Return a copy of each line that holds the string "name".
─── WORKING DATA ───
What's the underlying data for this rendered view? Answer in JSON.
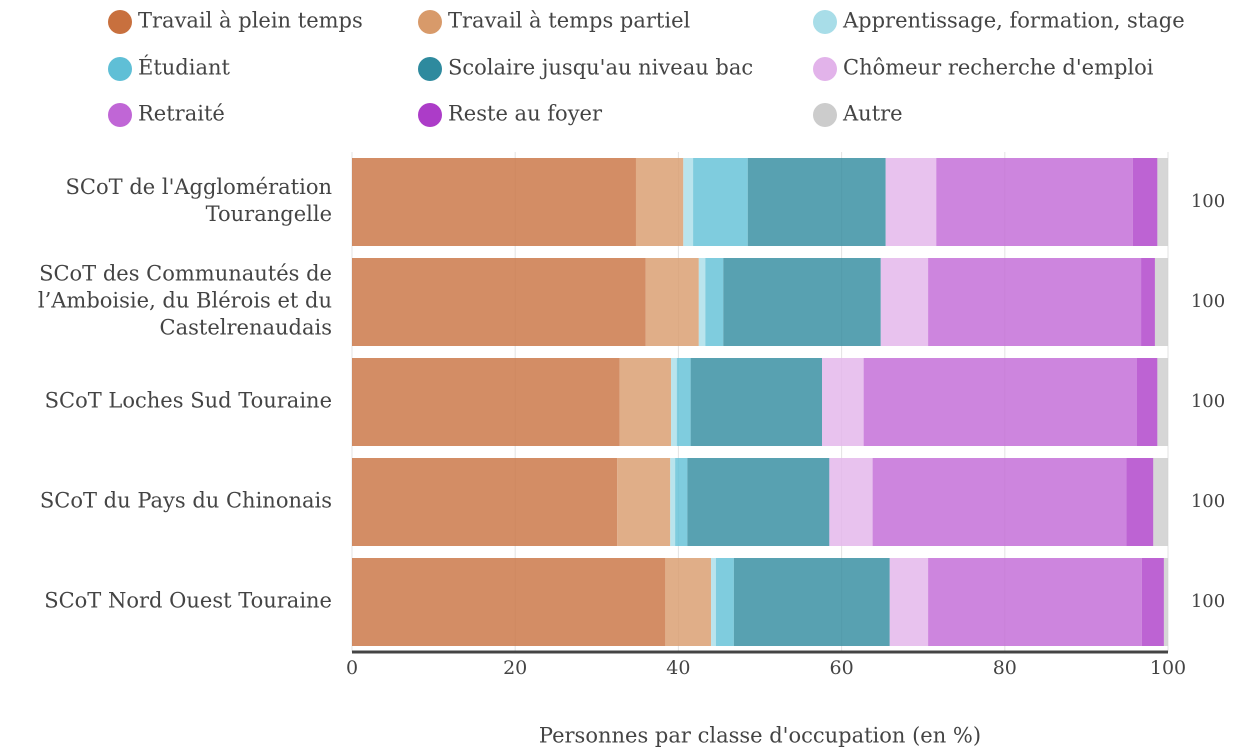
{
  "chart_data": {
    "type": "stacked_barh",
    "categories": [
      [
        "SCoT de l'Agglomération",
        "Tourangelle"
      ],
      [
        "SCoT des Communautés de",
        "l’Amboisie, du Blérois et du",
        "Castelrenaudais"
      ],
      [
        "SCoT Loches Sud Touraine"
      ],
      [
        "SCoT du Pays du Chinonais"
      ],
      [
        "SCoT Nord Ouest Touraine"
      ]
    ],
    "series": [
      {
        "name": "Travail à plein temps",
        "color": "#c8703e",
        "values": [
          34.8,
          36.0,
          32.8,
          32.5,
          38.4
        ]
      },
      {
        "name": "Travail à temps partiel",
        "color": "#d89a6a",
        "values": [
          5.8,
          6.5,
          6.3,
          6.5,
          5.6
        ]
      },
      {
        "name": "Apprentissage, formation, stage",
        "color": "#a8dde8",
        "values": [
          1.2,
          0.8,
          0.7,
          0.6,
          0.6
        ]
      },
      {
        "name": "Étudiant",
        "color": "#5fbfd6",
        "values": [
          6.7,
          2.2,
          1.7,
          1.5,
          2.2
        ]
      },
      {
        "name": "Scolaire jusqu'au niveau bac",
        "color": "#2e8a9e",
        "values": [
          16.9,
          19.3,
          16.1,
          17.4,
          19.1
        ]
      },
      {
        "name": "Chômeur recherche d'emploi",
        "color": "#e2b3ea",
        "values": [
          6.2,
          5.8,
          5.1,
          5.3,
          4.7
        ]
      },
      {
        "name": "Retraité",
        "color": "#c066d6",
        "values": [
          24.1,
          26.1,
          33.5,
          31.1,
          26.2
        ]
      },
      {
        "name": "Reste au foyer",
        "color": "#ac3cc8",
        "values": [
          3.0,
          1.7,
          2.5,
          3.3,
          2.7
        ]
      },
      {
        "name": "Autre",
        "color": "#cccccc",
        "values": [
          1.3,
          1.6,
          1.3,
          1.8,
          0.5
        ]
      }
    ],
    "totals": [
      100,
      100,
      100,
      100,
      100
    ],
    "xlabel": "Personnes par classe d'occupation (en %)",
    "xlim": [
      0,
      100
    ],
    "xticks": [
      0,
      20,
      40,
      60,
      80,
      100
    ],
    "grid": true
  }
}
───
§ FULL ANSWER
        "name": "Travail à plein temps",
        "name": "Travail à temps partiel",
        "name": "Apprentissage, formation, stage",
        "name": "Étudiant",
        "name": "Scolaire jusqu'au niveau bac",
        "name": "Chômeur recherche d'emploi",
        "name": "Retraité",
        "name": "Reste au foyer",
        "name": "Autre",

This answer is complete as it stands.